━━━━━ Records to use ━━━━━

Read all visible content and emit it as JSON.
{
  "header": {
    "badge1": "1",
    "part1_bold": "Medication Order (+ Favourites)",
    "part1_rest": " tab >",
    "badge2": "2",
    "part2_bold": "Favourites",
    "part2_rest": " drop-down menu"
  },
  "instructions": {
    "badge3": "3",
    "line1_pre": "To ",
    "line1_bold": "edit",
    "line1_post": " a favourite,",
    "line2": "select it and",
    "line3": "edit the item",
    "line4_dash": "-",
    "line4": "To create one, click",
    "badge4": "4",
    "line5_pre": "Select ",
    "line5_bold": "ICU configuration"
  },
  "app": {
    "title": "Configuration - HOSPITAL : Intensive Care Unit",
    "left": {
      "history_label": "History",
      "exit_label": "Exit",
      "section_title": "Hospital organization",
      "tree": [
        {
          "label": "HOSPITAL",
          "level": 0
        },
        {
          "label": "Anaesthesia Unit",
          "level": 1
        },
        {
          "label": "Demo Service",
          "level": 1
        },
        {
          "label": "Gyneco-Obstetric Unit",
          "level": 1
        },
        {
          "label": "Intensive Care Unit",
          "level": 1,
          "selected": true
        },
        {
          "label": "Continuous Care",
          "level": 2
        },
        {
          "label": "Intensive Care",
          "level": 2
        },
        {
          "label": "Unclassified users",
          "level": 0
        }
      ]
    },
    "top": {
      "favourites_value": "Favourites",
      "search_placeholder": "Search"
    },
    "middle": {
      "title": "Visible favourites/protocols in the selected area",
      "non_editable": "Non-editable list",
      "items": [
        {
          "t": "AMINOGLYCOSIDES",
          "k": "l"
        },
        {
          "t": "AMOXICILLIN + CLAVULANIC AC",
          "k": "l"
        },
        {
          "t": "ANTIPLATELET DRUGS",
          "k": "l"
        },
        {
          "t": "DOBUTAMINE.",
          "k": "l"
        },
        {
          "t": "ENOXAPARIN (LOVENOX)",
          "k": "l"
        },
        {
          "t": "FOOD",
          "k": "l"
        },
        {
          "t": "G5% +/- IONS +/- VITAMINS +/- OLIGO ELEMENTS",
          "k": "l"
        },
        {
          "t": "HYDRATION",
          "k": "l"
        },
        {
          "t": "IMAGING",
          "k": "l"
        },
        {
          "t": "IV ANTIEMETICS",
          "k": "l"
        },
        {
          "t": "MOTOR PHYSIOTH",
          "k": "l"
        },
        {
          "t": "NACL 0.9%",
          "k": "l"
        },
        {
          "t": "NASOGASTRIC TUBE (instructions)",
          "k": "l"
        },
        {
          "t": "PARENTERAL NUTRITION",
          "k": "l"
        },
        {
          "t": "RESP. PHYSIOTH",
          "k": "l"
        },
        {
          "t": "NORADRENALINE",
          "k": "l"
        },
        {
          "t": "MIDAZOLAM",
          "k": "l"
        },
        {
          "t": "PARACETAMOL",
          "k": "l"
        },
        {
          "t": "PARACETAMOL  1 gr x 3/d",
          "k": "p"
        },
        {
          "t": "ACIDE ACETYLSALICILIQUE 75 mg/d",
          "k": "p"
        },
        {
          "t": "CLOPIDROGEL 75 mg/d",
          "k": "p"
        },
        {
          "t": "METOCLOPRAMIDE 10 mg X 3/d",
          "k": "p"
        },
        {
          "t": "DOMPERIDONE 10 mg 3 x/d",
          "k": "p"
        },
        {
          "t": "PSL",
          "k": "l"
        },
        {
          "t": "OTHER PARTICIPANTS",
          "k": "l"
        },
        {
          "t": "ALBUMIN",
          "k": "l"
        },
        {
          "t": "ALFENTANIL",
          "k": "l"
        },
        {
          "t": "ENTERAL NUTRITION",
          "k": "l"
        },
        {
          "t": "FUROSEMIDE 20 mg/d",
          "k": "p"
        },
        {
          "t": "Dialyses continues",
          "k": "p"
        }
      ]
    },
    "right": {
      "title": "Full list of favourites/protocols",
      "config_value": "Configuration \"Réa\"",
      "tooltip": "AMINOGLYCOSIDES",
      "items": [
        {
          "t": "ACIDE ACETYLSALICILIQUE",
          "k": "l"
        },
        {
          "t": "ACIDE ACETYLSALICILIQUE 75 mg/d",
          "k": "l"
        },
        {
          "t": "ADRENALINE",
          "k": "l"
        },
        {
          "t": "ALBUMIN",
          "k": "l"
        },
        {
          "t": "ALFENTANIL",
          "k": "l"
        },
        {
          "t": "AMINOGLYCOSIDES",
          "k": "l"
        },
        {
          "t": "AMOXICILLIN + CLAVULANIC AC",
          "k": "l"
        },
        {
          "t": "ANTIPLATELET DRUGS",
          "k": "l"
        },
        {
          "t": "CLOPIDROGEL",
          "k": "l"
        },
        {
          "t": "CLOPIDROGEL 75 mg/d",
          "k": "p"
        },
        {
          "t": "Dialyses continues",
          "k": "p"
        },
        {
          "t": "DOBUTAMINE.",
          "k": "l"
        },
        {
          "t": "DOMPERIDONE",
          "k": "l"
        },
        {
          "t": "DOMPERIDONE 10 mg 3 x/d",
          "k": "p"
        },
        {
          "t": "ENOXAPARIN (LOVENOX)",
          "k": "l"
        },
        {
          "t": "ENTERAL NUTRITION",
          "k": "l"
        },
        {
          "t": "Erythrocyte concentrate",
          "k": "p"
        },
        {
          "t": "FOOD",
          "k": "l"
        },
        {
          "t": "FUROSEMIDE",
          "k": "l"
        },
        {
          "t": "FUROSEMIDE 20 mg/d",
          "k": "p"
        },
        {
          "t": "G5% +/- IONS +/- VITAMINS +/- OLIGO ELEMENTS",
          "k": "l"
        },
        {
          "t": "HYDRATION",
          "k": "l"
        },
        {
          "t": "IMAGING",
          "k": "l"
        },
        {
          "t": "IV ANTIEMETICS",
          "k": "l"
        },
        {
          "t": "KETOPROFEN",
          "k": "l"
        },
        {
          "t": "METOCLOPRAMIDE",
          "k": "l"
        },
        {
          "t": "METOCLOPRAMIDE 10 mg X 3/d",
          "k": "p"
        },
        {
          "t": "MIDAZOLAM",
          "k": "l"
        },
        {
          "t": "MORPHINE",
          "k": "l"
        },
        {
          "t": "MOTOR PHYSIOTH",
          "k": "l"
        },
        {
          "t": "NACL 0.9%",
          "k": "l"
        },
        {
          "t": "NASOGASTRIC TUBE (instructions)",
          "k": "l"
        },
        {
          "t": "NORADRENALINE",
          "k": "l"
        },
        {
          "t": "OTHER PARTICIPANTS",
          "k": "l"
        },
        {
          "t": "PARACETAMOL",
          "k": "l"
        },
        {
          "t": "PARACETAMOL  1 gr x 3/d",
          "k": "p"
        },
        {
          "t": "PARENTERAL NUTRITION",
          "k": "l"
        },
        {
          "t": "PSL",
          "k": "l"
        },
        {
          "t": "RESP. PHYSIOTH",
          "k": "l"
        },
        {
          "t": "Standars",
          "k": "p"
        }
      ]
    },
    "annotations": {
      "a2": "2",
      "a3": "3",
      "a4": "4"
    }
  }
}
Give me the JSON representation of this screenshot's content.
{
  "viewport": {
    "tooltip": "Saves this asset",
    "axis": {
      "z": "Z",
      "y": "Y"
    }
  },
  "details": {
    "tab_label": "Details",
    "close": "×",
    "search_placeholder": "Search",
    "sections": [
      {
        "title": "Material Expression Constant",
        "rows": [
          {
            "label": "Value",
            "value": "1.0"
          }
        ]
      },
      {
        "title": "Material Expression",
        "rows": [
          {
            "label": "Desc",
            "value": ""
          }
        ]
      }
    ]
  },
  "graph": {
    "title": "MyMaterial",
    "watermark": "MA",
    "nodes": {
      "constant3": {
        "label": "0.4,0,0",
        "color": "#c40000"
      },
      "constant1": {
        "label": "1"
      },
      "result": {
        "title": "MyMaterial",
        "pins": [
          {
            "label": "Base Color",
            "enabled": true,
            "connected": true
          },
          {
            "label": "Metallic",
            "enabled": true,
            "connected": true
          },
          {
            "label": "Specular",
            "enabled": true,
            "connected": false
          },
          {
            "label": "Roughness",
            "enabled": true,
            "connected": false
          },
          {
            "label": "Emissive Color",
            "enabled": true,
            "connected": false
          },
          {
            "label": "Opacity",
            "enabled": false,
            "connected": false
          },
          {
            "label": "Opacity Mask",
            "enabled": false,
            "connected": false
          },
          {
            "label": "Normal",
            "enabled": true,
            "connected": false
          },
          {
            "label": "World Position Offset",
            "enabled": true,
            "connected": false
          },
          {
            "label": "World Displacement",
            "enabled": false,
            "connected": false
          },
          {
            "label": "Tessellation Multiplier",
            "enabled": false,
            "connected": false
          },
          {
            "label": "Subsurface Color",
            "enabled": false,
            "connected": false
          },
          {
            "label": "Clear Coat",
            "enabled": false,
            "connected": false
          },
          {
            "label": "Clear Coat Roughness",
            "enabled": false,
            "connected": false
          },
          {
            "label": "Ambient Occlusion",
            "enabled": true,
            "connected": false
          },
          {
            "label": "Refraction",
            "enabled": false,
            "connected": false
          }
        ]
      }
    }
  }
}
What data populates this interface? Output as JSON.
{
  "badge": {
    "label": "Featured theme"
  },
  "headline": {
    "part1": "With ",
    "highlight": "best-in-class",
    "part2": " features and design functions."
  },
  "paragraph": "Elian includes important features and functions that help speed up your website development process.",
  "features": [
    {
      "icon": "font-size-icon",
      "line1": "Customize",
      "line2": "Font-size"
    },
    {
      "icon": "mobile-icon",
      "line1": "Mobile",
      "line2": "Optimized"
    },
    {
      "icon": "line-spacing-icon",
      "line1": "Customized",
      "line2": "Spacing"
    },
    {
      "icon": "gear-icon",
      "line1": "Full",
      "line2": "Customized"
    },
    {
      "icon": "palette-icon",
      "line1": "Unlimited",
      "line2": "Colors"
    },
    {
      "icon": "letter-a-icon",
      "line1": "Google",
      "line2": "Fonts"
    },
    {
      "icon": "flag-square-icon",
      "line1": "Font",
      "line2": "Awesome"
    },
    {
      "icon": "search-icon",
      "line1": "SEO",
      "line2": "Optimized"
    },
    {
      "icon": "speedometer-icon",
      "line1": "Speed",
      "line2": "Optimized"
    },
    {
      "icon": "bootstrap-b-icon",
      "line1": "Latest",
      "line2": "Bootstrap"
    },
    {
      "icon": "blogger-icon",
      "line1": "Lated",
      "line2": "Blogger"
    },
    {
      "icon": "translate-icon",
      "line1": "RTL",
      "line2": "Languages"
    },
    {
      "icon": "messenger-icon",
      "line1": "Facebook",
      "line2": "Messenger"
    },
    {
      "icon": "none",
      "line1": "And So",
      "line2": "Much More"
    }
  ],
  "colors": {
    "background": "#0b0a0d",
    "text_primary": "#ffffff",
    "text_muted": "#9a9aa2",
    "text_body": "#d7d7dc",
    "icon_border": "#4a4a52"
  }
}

━━━━━

### Problem statement
Pick out the lines above that hold the string "World" and show them.

### Reply to the task
            "label": "World Position Offset",
            "label": "World Displacement",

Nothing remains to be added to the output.